§ **What the exercise asks**:
Copy each line below that has "title".

*** Extracted data Section Begins ***

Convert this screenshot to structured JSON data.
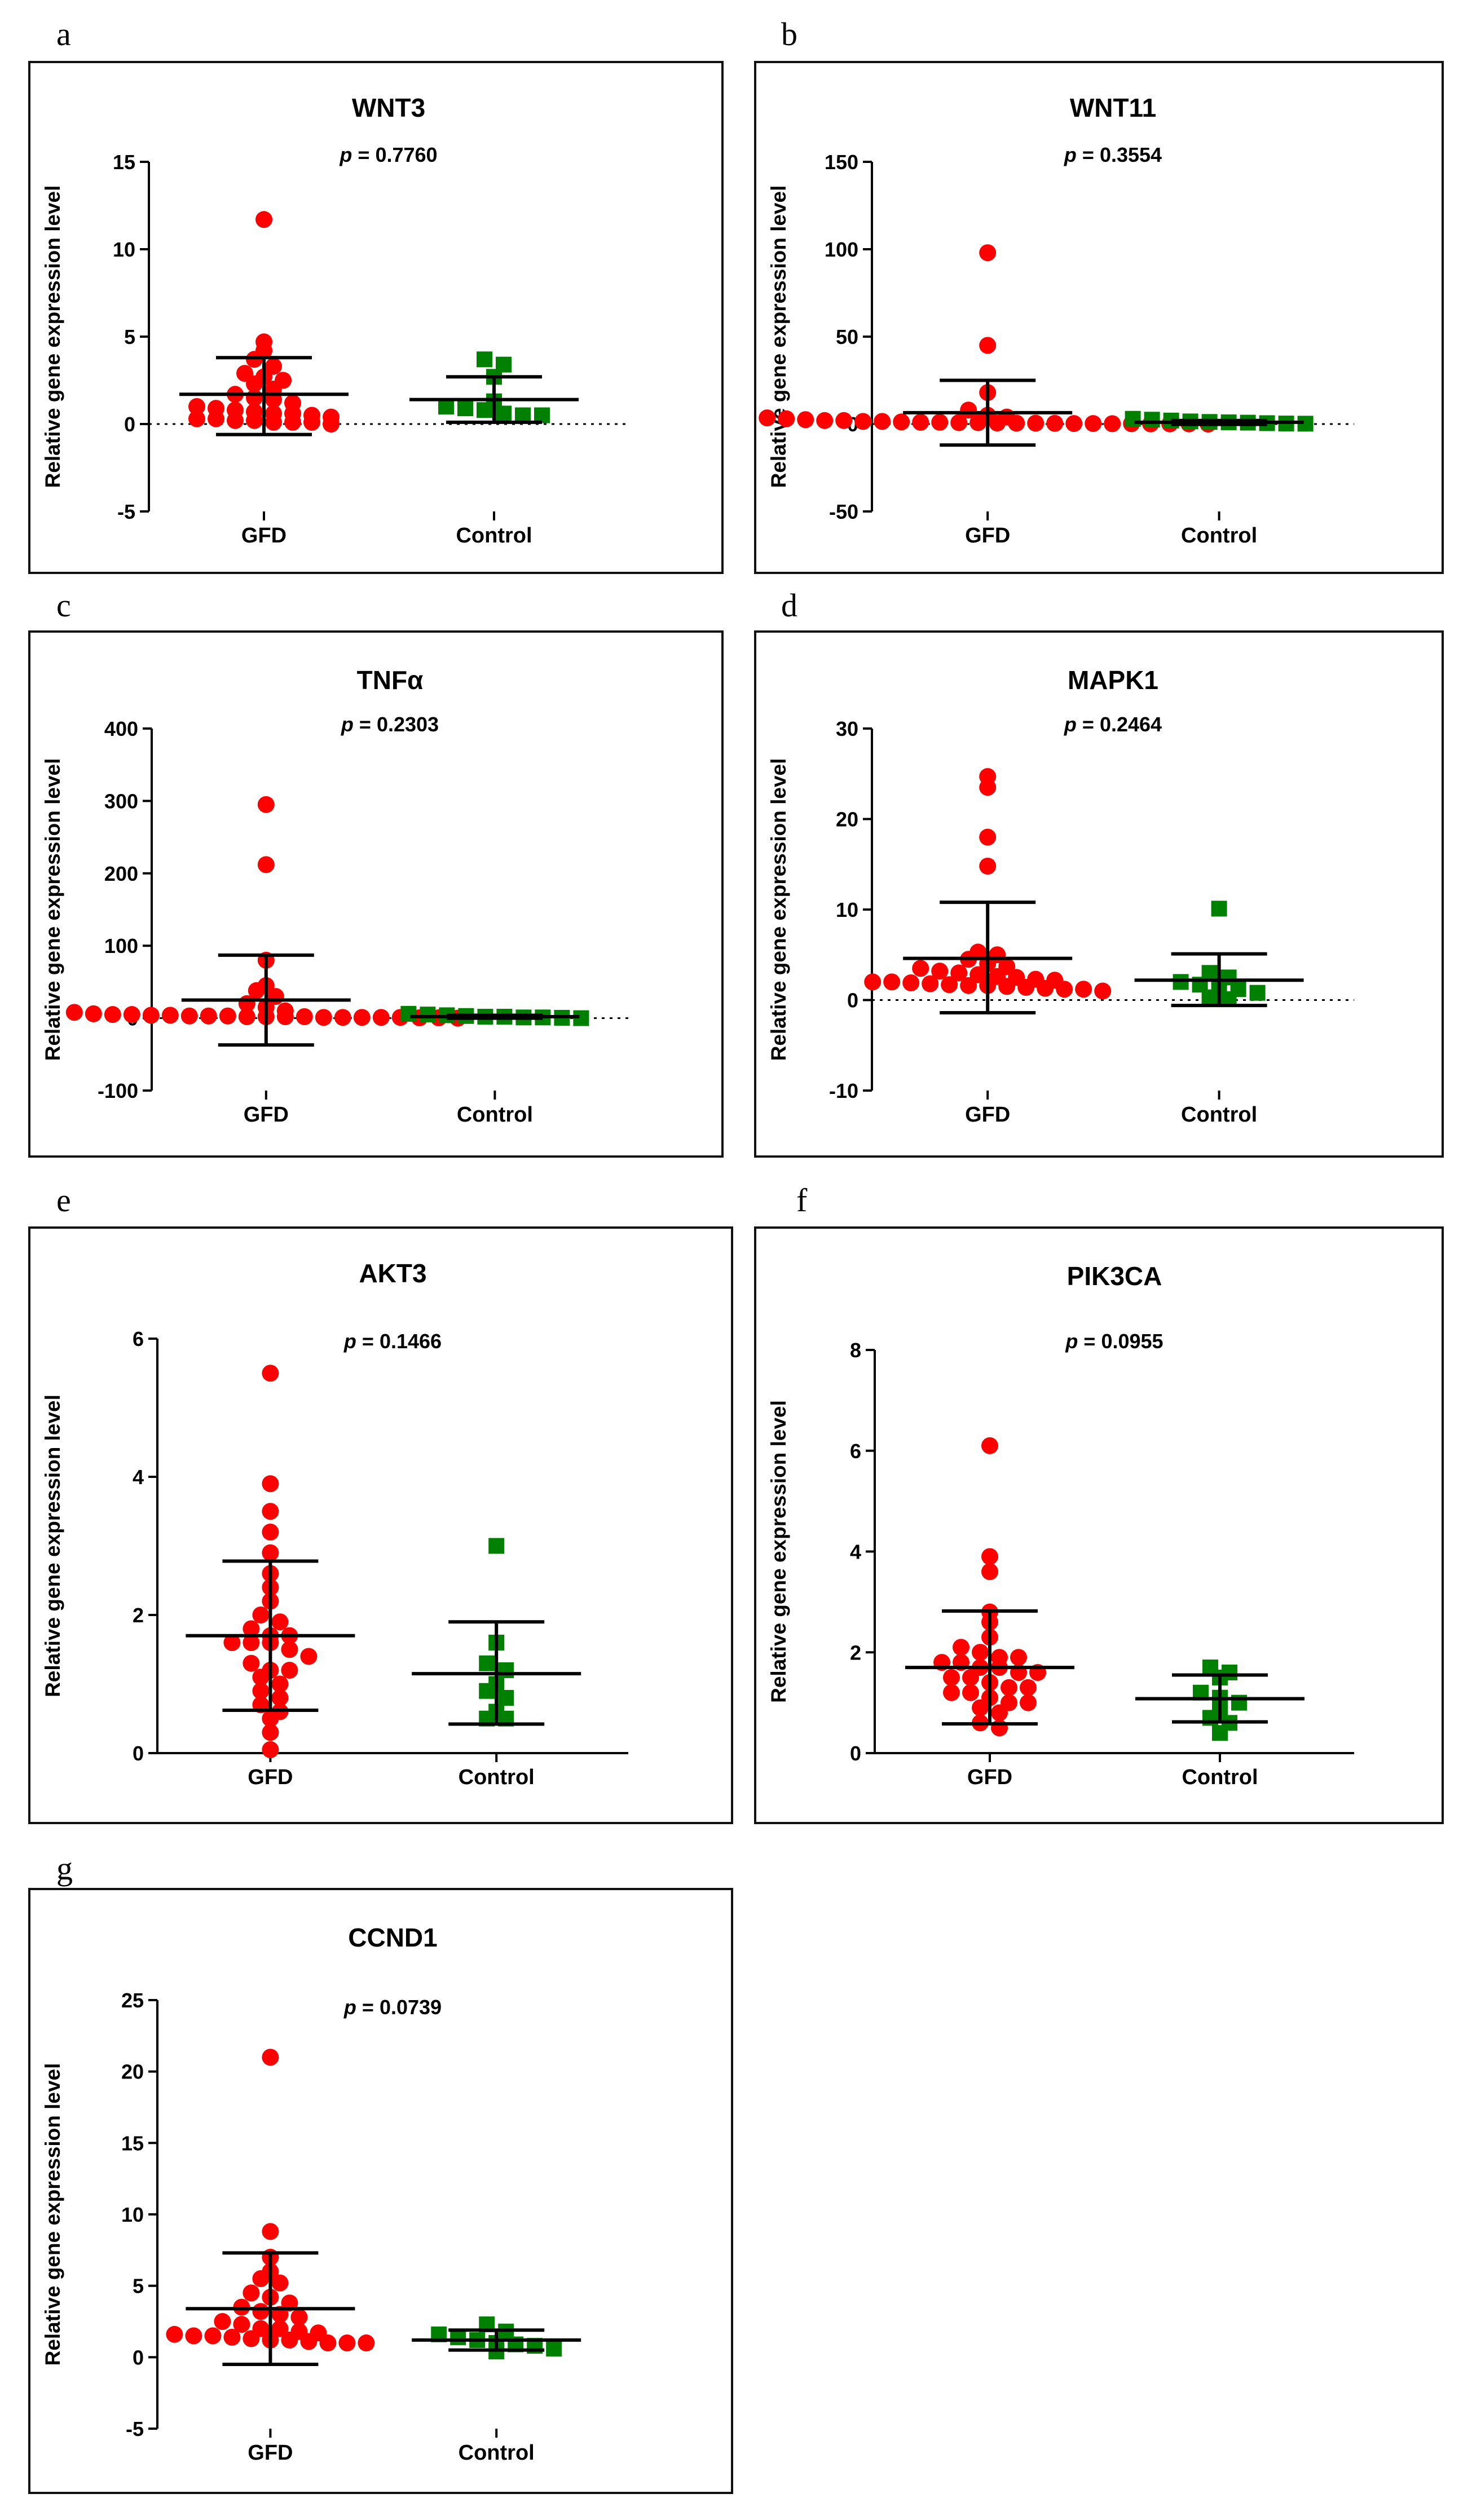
{
  "figure": {
    "group_colors": {
      "GFD": "#ff0000",
      "Control": "#008000"
    },
    "mean_line_color": "#000000"
  },
  "chart_data": [
    {
      "panel": "a",
      "type": "scatter",
      "title": "WNT3",
      "p_value": "0.7760",
      "ylabel": "Relative gene expression level",
      "xlabel": "",
      "categories": [
        "GFD",
        "Control"
      ],
      "ylim": [
        -5,
        15
      ],
      "yticks": [
        -5,
        0,
        5,
        10,
        15
      ],
      "zero_line": true,
      "series": [
        {
          "name": "GFD",
          "marker": "circle",
          "mean": 1.7,
          "sd_low": -0.6,
          "sd_high": 3.8,
          "values": [
            11.7,
            4.7,
            4.2,
            3.7,
            3.3,
            2.9,
            2.7,
            2.5,
            2.3,
            2.0,
            1.7,
            1.5,
            1.4,
            1.2,
            1.0,
            0.9,
            0.8,
            0.7,
            0.6,
            0.6,
            0.5,
            0.4,
            0.3,
            0.3,
            0.2,
            0.2,
            0.1,
            0.1,
            0.1,
            0.0
          ]
        },
        {
          "name": "Control",
          "marker": "square",
          "mean": 1.4,
          "sd_low": 0.1,
          "sd_high": 2.7,
          "values": [
            3.7,
            3.4,
            2.7,
            1.3,
            1.0,
            0.9,
            0.8,
            0.6,
            0.5,
            0.5
          ]
        }
      ]
    },
    {
      "panel": "b",
      "type": "scatter",
      "title": "WNT11",
      "p_value": "0.3554",
      "ylabel": "Relative gene expression level",
      "xlabel": "",
      "categories": [
        "GFD",
        "Control"
      ],
      "ylim": [
        -50,
        150
      ],
      "yticks": [
        -50,
        0,
        50,
        100,
        150
      ],
      "zero_line": true,
      "series": [
        {
          "name": "GFD",
          "marker": "circle",
          "mean": 6.5,
          "sd_low": -12,
          "sd_high": 25,
          "values": [
            98,
            45,
            18,
            8,
            5,
            4,
            3.5,
            3,
            2.5,
            2,
            2,
            1.5,
            1.5,
            1.2,
            1,
            1,
            0.8,
            0.8,
            0.6,
            0.5,
            0.5,
            0.4,
            0.3,
            0.3,
            0.2,
            0.2,
            0.1,
            0.1,
            0.1,
            0
          ]
        },
        {
          "name": "Control",
          "marker": "square",
          "mean": 1.0,
          "sd_low": -0.2,
          "sd_high": 2.0,
          "values": [
            3,
            2.5,
            2,
            1.5,
            1.2,
            1,
            0.8,
            0.5,
            0.3,
            0.2
          ]
        }
      ]
    },
    {
      "panel": "c",
      "type": "scatter",
      "title": "TNFα",
      "p_value": "0.2303",
      "ylabel": "Relative gene expression level",
      "xlabel": "",
      "categories": [
        "GFD",
        "Control"
      ],
      "ylim": [
        -100,
        400
      ],
      "yticks": [
        -100,
        0,
        100,
        200,
        300,
        400
      ],
      "zero_line": true,
      "series": [
        {
          "name": "GFD",
          "marker": "circle",
          "mean": 25,
          "sd_low": -37,
          "sd_high": 87,
          "values": [
            295,
            212,
            80,
            45,
            38,
            30,
            20,
            15,
            10,
            8,
            6,
            5,
            5,
            4,
            4,
            3,
            3,
            3,
            2,
            2,
            2,
            2,
            1,
            1,
            1,
            1,
            1,
            0.5,
            0.5,
            0
          ]
        },
        {
          "name": "Control",
          "marker": "square",
          "mean": 2,
          "sd_low": 0,
          "sd_high": 4,
          "values": [
            6,
            5,
            4,
            3,
            2,
            2,
            1,
            1,
            0.5,
            0
          ]
        }
      ]
    },
    {
      "panel": "d",
      "type": "scatter",
      "title": "MAPK1",
      "p_value": "0.2464",
      "ylabel": "Relative gene expression level",
      "xlabel": "",
      "categories": [
        "GFD",
        "Control"
      ],
      "ylim": [
        -10,
        30
      ],
      "yticks": [
        -10,
        0,
        10,
        20,
        30
      ],
      "zero_line": true,
      "series": [
        {
          "name": "GFD",
          "marker": "circle",
          "mean": 4.6,
          "sd_low": -1.4,
          "sd_high": 10.8,
          "values": [
            24.7,
            23.5,
            18.0,
            14.8,
            5.3,
            5.0,
            4.5,
            4.0,
            3.7,
            3.5,
            3.2,
            3.0,
            2.8,
            2.6,
            2.5,
            2.3,
            2.2,
            2.0,
            2.0,
            1.9,
            1.8,
            1.7,
            1.6,
            1.6,
            1.5,
            1.4,
            1.3,
            1.2,
            1.2,
            1.0
          ]
        },
        {
          "name": "Control",
          "marker": "square",
          "mean": 2.2,
          "sd_low": -0.6,
          "sd_high": 5.1,
          "values": [
            10.1,
            3.0,
            2.5,
            2.0,
            1.7,
            1.5,
            1.2,
            0.8,
            0.3,
            0.1
          ]
        }
      ]
    },
    {
      "panel": "e",
      "type": "scatter",
      "title": "AKT3",
      "p_value": "0.1466",
      "ylabel": "Relative gene expression level",
      "xlabel": "",
      "categories": [
        "GFD",
        "Control"
      ],
      "ylim": [
        0,
        6
      ],
      "yticks": [
        0,
        2,
        4,
        6
      ],
      "zero_line": false,
      "series": [
        {
          "name": "GFD",
          "marker": "circle",
          "mean": 1.7,
          "sd_low": 0.62,
          "sd_high": 2.78,
          "values": [
            5.5,
            3.9,
            3.5,
            3.2,
            2.9,
            2.6,
            2.4,
            2.2,
            2.0,
            1.9,
            1.8,
            1.7,
            1.7,
            1.6,
            1.6,
            1.6,
            1.5,
            1.4,
            1.3,
            1.2,
            1.2,
            1.1,
            1.0,
            0.9,
            0.8,
            0.7,
            0.6,
            0.5,
            0.3,
            0.05
          ]
        },
        {
          "name": "Control",
          "marker": "square",
          "mean": 1.15,
          "sd_low": 0.42,
          "sd_high": 1.9,
          "values": [
            3.0,
            1.6,
            1.3,
            1.2,
            1.0,
            0.9,
            0.8,
            0.6,
            0.5,
            0.5
          ]
        }
      ]
    },
    {
      "panel": "f",
      "type": "scatter",
      "title": "PIK3CA",
      "p_value": "0.0955",
      "ylabel": "Relative gene expression level",
      "xlabel": "",
      "categories": [
        "GFD",
        "Control"
      ],
      "ylim": [
        0,
        8
      ],
      "yticks": [
        0,
        2,
        4,
        6,
        8
      ],
      "zero_line": false,
      "series": [
        {
          "name": "GFD",
          "marker": "circle",
          "mean": 1.7,
          "sd_low": 0.58,
          "sd_high": 2.82,
          "values": [
            6.1,
            3.9,
            3.6,
            2.8,
            2.6,
            2.3,
            2.1,
            2.0,
            1.9,
            1.9,
            1.8,
            1.8,
            1.7,
            1.7,
            1.6,
            1.6,
            1.5,
            1.5,
            1.4,
            1.3,
            1.3,
            1.2,
            1.2,
            1.1,
            1.0,
            1.0,
            0.9,
            0.8,
            0.6,
            0.5
          ]
        },
        {
          "name": "Control",
          "marker": "square",
          "mean": 1.08,
          "sd_low": 0.62,
          "sd_high": 1.55,
          "values": [
            1.7,
            1.6,
            1.5,
            1.2,
            1.1,
            1.0,
            0.8,
            0.7,
            0.6,
            0.4
          ]
        }
      ]
    },
    {
      "panel": "g",
      "type": "scatter",
      "title": "CCND1",
      "p_value": "0.0739",
      "ylabel": "Relative gene expression level",
      "xlabel": "",
      "categories": [
        "GFD",
        "Control"
      ],
      "ylim": [
        -5,
        25
      ],
      "yticks": [
        -5,
        0,
        5,
        10,
        15,
        20,
        25
      ],
      "zero_line": false,
      "series": [
        {
          "name": "GFD",
          "marker": "circle",
          "mean": 3.4,
          "sd_low": -0.5,
          "sd_high": 7.3,
          "values": [
            21.0,
            8.8,
            7.0,
            6.0,
            5.5,
            5.2,
            4.5,
            4.2,
            3.8,
            3.5,
            3.2,
            3.0,
            2.8,
            2.5,
            2.3,
            2.0,
            2.0,
            1.8,
            1.7,
            1.6,
            1.5,
            1.5,
            1.4,
            1.3,
            1.2,
            1.2,
            1.1,
            1.0,
            1.0,
            1.0
          ]
        },
        {
          "name": "Control",
          "marker": "square",
          "mean": 1.2,
          "sd_low": 0.5,
          "sd_high": 1.9,
          "values": [
            2.3,
            1.8,
            1.6,
            1.4,
            1.2,
            1.0,
            0.9,
            0.8,
            0.6,
            0.4
          ]
        }
      ]
    }
  ]
}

*** Extracted data Section Ends ***

§ **Solved exercise**:
      "title": "WNT3",
      "title": "WNT11",
      "title": "TNFα",
      "title": "MAPK1",
      "title": "AKT3",
      "title": "PIK3CA",
      "title": "CCND1",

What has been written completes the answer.